### Do this:
Each line that follows is to be retyped exactly.

### Collected data:
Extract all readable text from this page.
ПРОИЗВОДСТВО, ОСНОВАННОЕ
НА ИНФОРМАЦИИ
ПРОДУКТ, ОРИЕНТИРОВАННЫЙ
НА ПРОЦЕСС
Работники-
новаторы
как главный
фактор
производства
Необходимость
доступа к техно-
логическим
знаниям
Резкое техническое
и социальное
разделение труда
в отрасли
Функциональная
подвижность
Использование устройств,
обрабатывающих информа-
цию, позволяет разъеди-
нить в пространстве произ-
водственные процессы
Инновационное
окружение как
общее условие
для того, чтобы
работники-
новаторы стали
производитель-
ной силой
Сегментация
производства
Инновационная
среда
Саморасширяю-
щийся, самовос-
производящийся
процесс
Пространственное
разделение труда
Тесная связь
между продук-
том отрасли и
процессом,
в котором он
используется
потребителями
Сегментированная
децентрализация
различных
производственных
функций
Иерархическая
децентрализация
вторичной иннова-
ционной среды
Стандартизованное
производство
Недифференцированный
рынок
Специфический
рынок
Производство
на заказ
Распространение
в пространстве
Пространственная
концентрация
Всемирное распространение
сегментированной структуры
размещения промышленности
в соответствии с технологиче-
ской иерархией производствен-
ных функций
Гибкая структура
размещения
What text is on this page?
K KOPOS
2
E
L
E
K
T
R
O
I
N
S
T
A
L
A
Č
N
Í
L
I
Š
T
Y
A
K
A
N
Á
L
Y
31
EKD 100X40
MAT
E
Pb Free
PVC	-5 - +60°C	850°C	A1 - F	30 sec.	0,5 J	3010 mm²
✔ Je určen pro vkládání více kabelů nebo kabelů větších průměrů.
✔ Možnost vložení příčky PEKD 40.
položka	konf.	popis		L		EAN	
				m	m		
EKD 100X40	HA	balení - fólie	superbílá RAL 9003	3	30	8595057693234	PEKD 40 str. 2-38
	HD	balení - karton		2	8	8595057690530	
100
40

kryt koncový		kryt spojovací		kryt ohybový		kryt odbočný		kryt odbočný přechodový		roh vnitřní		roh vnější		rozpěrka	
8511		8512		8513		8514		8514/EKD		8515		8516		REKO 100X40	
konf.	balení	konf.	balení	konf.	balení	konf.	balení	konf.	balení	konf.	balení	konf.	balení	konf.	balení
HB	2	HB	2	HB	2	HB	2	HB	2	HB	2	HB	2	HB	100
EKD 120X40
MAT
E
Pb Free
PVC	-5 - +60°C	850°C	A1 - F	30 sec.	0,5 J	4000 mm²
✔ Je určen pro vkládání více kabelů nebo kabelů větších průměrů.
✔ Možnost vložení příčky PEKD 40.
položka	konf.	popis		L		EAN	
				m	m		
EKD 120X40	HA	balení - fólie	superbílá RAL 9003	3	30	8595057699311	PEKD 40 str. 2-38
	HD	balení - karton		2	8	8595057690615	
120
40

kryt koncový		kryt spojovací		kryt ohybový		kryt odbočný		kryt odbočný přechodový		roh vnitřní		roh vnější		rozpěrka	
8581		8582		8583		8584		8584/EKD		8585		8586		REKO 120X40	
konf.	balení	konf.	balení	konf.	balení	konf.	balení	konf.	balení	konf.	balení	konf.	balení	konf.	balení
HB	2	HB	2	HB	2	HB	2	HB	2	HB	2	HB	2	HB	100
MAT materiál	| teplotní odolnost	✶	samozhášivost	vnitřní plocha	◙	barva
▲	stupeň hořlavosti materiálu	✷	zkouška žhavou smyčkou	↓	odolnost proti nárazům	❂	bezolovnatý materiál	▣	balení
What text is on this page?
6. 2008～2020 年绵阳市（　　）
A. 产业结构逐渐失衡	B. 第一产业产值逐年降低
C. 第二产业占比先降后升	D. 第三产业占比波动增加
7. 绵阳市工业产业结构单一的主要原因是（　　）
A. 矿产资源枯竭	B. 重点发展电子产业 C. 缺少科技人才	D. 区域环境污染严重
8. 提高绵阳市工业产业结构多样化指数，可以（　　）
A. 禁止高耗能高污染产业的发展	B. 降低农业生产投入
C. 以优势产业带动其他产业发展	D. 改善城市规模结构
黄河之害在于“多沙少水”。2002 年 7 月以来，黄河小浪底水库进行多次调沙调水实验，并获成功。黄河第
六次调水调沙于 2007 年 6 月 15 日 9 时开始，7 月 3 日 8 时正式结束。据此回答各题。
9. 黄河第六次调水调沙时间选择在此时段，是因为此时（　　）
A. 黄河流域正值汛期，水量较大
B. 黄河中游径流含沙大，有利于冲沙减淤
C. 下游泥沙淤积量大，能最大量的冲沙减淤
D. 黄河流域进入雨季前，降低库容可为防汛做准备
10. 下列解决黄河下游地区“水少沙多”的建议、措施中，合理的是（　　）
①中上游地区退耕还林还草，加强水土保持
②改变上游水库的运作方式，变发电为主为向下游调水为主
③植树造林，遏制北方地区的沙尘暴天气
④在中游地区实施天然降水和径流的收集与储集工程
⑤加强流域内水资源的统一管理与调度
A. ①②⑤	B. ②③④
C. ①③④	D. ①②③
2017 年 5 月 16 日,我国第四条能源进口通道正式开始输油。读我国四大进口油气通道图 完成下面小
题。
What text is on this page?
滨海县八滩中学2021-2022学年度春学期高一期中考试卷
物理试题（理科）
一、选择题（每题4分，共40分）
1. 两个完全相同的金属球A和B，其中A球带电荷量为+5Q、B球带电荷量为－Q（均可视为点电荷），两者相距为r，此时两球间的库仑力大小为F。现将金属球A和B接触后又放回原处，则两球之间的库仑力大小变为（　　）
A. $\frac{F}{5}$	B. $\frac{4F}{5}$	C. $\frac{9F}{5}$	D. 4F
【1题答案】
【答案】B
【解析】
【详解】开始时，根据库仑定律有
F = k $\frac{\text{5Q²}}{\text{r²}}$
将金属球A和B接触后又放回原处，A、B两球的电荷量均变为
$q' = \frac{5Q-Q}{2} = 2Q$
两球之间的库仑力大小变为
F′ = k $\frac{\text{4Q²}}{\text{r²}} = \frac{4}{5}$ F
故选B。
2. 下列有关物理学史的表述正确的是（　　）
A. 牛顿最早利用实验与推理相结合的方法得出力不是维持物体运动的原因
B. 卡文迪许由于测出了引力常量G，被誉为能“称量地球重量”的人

### Task answer:
Extract all readable text from this page.
ПРОИЗВОДСТВО, ОСНОВАННОЕ
НА ИНФОРМАЦИИ
ПРОДУКТ, ОРИЕНТИРОВАННЫЙ
НА ПРОЦЕСС
Работники-
новаторы
как главный
фактор
производства
Необходимость
доступа к техно-
логическим
знаниям
Резкое техническое
и социальное
разделение труда
в отрасли
Функциональная
подвижность
Использование устройств,
обрабатывающих информа-
цию, позволяет разъеди-
нить в пространстве произ-
водственные процессы
Инновационное
окружение как
общее условие
для того, чтобы
работники-
новаторы стали
производитель-
ной силой
Сегментация
производства
Инновационная
среда
Саморасширяю-
щийся, самовос-
производящийся
процесс
Пространственное
разделение труда
Тесная связь
между продук-
том отрасли и
процессом,
в котором он
используется
потребителями
Сегментированная
децентрализация
различных
производственных
функций
Иерархическая
децентрализация
вторичной иннова-
ционной среды
Стандартизованное
производство
Недифференцированный
рынок
Специфический
рынок
Производство
на заказ
Распространение
в пространстве
Пространственная
концентрация
Всемирное распространение
сегментированной структуры
размещения промышленности
в соответствии с технологиче-
ской иерархией производствен-
ных функций
Гибкая структура
размещения
What text is on this page?
K KOPOS
2
E
L
E
K
T
R
O
I
N
S
T
A
L
A
Č
N
Í
L
I
Š
T
Y
A
K
A
N
Á
L
Y
31
EKD 100X40
MAT
E
Pb Free
PVC	-5 - +60°C	850°C	A1 - F	30 sec.	0,5 J	3010 mm²
✔ Je určen pro vkládání více kabelů nebo kabelů větších průměrů.
✔ Možnost vložení příčky PEKD 40.
položka	konf.	popis		L		EAN	
				m	m		
EKD 100X40	HA	balení - fólie	superbílá RAL 9003	3	30	8595057693234	PEKD 40 str. 2-38
	HD	balení - karton		2	8	8595057690530	
100
40

kryt koncový		kryt spojovací		kryt ohybový		kryt odbočný		kryt odbočný přechodový		roh vnitřní		roh vnější		rozpěrka	
8511		8512		8513		8514		8514/EKD		8515		8516		REKO 100X40	
konf.	balení	konf.	balení	konf.	balení	konf.	balení	konf.	balení	konf.	balení	konf.	balení	konf.	balení
HB	2	HB	2	HB	2	HB	2	HB	2	HB	2	HB	2	HB	100
EKD 120X40
MAT
E
Pb Free
PVC	-5 - +60°C	850°C	A1 - F	30 sec.	0,5 J	4000 mm²
✔ Je určen pro vkládání více kabelů nebo kabelů větších průměrů.
✔ Možnost vložení příčky PEKD 40.
položka	konf.	popis		L		EAN	
				m	m		
EKD 120X40	HA	balení - fólie	superbílá RAL 9003	3	30	8595057699311	PEKD 40 str. 2-38
	HD	balení - karton		2	8	8595057690615	
120
40

kryt koncový		kryt spojovací		kryt ohybový		kryt odbočný		kryt odbočný přechodový		roh vnitřní		roh vnější		rozpěrka	
8581		8582		8583		8584		8584/EKD		8585		8586		REKO 120X40	
konf.	balení	konf.	balení	konf.	balení	konf.	balení	konf.	balení	konf.	balení	konf.	balení	konf.	balení
HB	2	HB	2	HB	2	HB	2	HB	2	HB	2	HB	2	HB	100
MAT materiál	| teplotní odolnost	✶	samozhášivost	vnitřní plocha	◙	barva
▲	stupeň hořlavosti materiálu	✷	zkouška žhavou smyčkou	↓	odolnost proti nárazům	❂	bezolovnatý materiál	▣	balení
What text is on this page?
6. 2008～2020 年绵阳市（　　）
A. 产业结构逐渐失衡	B. 第一产业产值逐年降低
C. 第二产业占比先降后升	D. 第三产业占比波动增加
7. 绵阳市工业产业结构单一的主要原因是（　　）
A. 矿产资源枯竭	B. 重点发展电子产业 C. 缺少科技人才	D. 区域环境污染严重
8. 提高绵阳市工业产业结构多样化指数，可以（　　）
A. 禁止高耗能高污染产业的发展	B. 降低农业生产投入
C. 以优势产业带动其他产业发展	D. 改善城市规模结构
黄河之害在于“多沙少水”。2002 年 7 月以来，黄河小浪底水库进行多次调沙调水实验，并获成功。黄河第
六次调水调沙于 2007 年 6 月 15 日 9 时开始，7 月 3 日 8 时正式结束。据此回答各题。
9. 黄河第六次调水调沙时间选择在此时段，是因为此时（　　）
A. 黄河流域正值汛期，水量较大
B. 黄河中游径流含沙大，有利于冲沙减淤
C. 下游泥沙淤积量大，能最大量的冲沙减淤
D. 黄河流域进入雨季前，降低库容可为防汛做准备
10. 下列解决黄河下游地区“水少沙多”的建议、措施中，合理的是（　　）
①中上游地区退耕还林还草，加强水土保持
②改变上游水库的运作方式，变发电为主为向下游调水为主
③植树造林，遏制北方地区的沙尘暴天气
④在中游地区实施天然降水和径流的收集与储集工程
⑤加强流域内水资源的统一管理与调度
A. ①②⑤	B. ②③④
C. ①③④	D. ①②③
2017 年 5 月 16 日,我国第四条能源进口通道正式开始输油。读我国四大进口油气通道图 完成下面小
题。
What text is on this page?
滨海县八滩中学2021-2022学年度春学期高一期中考试卷
物理试题（理科）
一、选择题（每题4分，共40分）
1. 两个完全相同的金属球A和B，其中A球带电荷量为+5Q、B球带电荷量为－Q（均可视为点电荷），两者相距为r，此时两球间的库仑力大小为F。现将金属球A和B接触后又放回原处，则两球之间的库仑力大小变为（　　）
A. $\frac{F}{5}$	B. $\frac{4F}{5}$	C. $\frac{9F}{5}$	D. 4F
【1题答案】
【答案】B
【解析】
【详解】开始时，根据库仑定律有
F = k $\frac{\text{5Q²}}{\text{r²}}$
将金属球A和B接触后又放回原处，A、B两球的电荷量均变为
$q' = \frac{5Q-Q}{2} = 2Q$
两球之间的库仑力大小变为
F′ = k $\frac{\text{4Q²}}{\text{r²}} = \frac{4}{5}$ F
故选B。
2. 下列有关物理学史的表述正确的是（　　）
A. 牛顿最早利用实验与推理相结合的方法得出力不是维持物体运动的原因
B. 卡文迪许由于测出了引力常量G，被誉为能“称量地球重量”的人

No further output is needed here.